## Start Input material

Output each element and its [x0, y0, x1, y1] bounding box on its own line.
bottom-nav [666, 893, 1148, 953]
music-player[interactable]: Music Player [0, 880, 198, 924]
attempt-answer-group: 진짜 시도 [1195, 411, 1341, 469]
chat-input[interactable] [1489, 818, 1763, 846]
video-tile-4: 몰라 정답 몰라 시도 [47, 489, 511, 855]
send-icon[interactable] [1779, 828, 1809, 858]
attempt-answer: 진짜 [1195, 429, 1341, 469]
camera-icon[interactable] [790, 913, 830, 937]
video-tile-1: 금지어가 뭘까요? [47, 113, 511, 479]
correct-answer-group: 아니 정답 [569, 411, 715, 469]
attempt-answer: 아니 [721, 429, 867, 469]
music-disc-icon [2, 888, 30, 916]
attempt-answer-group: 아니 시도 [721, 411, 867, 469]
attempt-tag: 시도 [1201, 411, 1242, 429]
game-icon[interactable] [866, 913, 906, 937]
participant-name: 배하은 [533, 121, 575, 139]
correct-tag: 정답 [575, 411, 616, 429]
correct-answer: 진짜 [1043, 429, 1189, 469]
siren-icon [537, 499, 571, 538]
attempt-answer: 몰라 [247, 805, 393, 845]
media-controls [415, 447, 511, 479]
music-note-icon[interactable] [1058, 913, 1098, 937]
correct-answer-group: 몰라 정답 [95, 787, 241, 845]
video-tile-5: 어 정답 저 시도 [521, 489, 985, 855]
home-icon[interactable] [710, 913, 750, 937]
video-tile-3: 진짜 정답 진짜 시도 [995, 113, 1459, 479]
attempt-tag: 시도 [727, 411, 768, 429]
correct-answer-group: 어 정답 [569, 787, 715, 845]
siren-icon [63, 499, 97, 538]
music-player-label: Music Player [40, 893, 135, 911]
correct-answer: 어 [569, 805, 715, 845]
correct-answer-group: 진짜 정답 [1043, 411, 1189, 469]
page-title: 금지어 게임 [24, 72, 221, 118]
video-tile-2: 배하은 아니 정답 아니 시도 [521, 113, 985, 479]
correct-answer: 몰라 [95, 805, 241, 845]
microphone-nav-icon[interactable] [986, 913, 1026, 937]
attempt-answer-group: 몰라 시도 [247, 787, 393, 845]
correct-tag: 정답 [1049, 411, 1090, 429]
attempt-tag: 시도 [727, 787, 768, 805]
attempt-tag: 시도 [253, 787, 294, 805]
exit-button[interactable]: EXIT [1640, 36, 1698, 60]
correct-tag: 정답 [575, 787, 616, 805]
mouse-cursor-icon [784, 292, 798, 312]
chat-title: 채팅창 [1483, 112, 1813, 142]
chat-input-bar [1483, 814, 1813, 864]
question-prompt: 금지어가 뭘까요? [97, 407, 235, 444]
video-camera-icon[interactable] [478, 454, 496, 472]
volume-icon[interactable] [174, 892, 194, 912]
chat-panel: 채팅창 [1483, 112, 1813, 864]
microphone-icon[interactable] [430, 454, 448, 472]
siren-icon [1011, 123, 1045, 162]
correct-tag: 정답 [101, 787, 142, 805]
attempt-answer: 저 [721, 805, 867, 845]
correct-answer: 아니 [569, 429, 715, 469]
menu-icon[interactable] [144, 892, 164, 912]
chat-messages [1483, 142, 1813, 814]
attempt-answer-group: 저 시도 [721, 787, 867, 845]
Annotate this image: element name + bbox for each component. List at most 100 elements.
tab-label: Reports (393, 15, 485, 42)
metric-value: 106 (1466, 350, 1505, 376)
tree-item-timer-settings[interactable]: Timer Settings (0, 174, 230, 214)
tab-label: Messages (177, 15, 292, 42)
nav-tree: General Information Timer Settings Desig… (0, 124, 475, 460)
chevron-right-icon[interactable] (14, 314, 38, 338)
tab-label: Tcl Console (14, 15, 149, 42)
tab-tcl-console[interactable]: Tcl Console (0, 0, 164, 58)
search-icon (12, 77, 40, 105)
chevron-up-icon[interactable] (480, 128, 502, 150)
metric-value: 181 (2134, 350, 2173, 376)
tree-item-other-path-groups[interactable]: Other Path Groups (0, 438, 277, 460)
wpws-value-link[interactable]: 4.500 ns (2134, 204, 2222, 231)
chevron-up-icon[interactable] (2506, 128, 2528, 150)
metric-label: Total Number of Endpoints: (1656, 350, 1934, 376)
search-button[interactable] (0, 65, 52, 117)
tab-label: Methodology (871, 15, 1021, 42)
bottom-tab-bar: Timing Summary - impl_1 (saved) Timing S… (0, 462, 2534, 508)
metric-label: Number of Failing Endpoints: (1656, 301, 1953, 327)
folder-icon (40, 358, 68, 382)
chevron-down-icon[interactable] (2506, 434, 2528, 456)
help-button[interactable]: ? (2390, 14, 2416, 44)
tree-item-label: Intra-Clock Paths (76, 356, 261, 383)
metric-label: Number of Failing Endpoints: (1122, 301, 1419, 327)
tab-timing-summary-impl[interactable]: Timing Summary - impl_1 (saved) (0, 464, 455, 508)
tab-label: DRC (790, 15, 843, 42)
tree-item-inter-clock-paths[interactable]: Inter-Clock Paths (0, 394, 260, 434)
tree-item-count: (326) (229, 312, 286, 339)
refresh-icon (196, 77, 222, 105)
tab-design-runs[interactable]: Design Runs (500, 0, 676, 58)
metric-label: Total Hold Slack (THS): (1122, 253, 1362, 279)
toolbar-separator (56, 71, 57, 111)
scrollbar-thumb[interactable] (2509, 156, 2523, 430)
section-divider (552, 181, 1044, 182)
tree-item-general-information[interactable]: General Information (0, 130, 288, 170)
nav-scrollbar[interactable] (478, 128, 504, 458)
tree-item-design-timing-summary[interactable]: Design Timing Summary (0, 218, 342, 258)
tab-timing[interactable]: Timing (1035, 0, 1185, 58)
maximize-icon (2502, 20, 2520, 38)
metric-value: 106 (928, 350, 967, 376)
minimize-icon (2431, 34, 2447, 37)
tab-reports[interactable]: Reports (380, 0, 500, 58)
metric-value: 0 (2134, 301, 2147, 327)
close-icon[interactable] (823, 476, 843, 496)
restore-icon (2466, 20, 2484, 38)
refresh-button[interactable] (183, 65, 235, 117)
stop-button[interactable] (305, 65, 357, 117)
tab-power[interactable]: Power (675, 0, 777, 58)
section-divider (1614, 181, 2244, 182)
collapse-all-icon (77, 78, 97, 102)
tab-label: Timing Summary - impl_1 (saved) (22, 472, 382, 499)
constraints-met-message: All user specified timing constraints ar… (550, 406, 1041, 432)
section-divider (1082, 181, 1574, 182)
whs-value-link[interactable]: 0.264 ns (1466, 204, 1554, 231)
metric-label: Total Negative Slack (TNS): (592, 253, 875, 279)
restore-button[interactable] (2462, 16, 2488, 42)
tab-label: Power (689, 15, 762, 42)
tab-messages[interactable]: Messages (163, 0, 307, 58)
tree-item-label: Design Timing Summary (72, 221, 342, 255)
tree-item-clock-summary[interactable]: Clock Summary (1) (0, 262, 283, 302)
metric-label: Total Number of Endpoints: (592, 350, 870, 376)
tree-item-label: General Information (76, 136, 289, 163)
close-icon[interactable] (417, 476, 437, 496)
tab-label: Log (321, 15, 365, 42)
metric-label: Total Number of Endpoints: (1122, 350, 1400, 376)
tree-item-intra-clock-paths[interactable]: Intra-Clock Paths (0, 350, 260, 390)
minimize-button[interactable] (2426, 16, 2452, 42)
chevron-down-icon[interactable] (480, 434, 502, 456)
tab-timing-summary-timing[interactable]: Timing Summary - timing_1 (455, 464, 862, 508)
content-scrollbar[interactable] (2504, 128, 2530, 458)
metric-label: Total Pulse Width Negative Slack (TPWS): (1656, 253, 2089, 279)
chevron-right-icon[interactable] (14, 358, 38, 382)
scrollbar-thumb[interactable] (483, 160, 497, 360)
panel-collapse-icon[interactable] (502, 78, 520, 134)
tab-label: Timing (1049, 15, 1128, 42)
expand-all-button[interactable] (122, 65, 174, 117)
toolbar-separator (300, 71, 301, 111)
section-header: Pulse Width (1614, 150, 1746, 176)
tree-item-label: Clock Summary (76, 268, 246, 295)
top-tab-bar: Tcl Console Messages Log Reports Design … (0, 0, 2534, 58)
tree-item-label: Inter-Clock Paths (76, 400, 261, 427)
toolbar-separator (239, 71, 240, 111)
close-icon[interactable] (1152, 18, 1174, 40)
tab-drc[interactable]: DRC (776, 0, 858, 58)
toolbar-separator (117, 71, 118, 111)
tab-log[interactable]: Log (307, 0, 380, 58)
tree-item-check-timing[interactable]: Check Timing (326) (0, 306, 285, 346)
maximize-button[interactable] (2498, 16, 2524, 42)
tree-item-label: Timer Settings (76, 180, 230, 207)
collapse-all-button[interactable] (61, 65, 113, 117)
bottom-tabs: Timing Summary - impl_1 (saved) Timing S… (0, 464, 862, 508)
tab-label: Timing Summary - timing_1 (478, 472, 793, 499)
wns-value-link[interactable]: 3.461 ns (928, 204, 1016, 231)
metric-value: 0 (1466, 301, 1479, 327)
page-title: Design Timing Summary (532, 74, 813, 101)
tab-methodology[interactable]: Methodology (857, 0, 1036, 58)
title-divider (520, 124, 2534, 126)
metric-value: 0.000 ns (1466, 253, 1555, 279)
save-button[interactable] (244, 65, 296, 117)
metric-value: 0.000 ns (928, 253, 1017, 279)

## End Input material

List each line of the listing above that contains the word "correct".

Answer in full:
correct-answer-group: 아니 정답 [569, 411, 715, 469]
correct-tag: 정답 [575, 411, 616, 429]
correct-answer: 진짜 [1043, 429, 1189, 469]
correct-answer-group: 몰라 정답 [95, 787, 241, 845]
correct-answer-group: 어 정답 [569, 787, 715, 845]
correct-answer: 어 [569, 805, 715, 845]
correct-answer-group: 진짜 정답 [1043, 411, 1189, 469]
correct-answer: 몰라 [95, 805, 241, 845]
correct-tag: 정답 [1049, 411, 1090, 429]
correct-tag: 정답 [575, 787, 616, 805]
correct-tag: 정답 [101, 787, 142, 805]
correct-answer: 아니 [569, 429, 715, 469]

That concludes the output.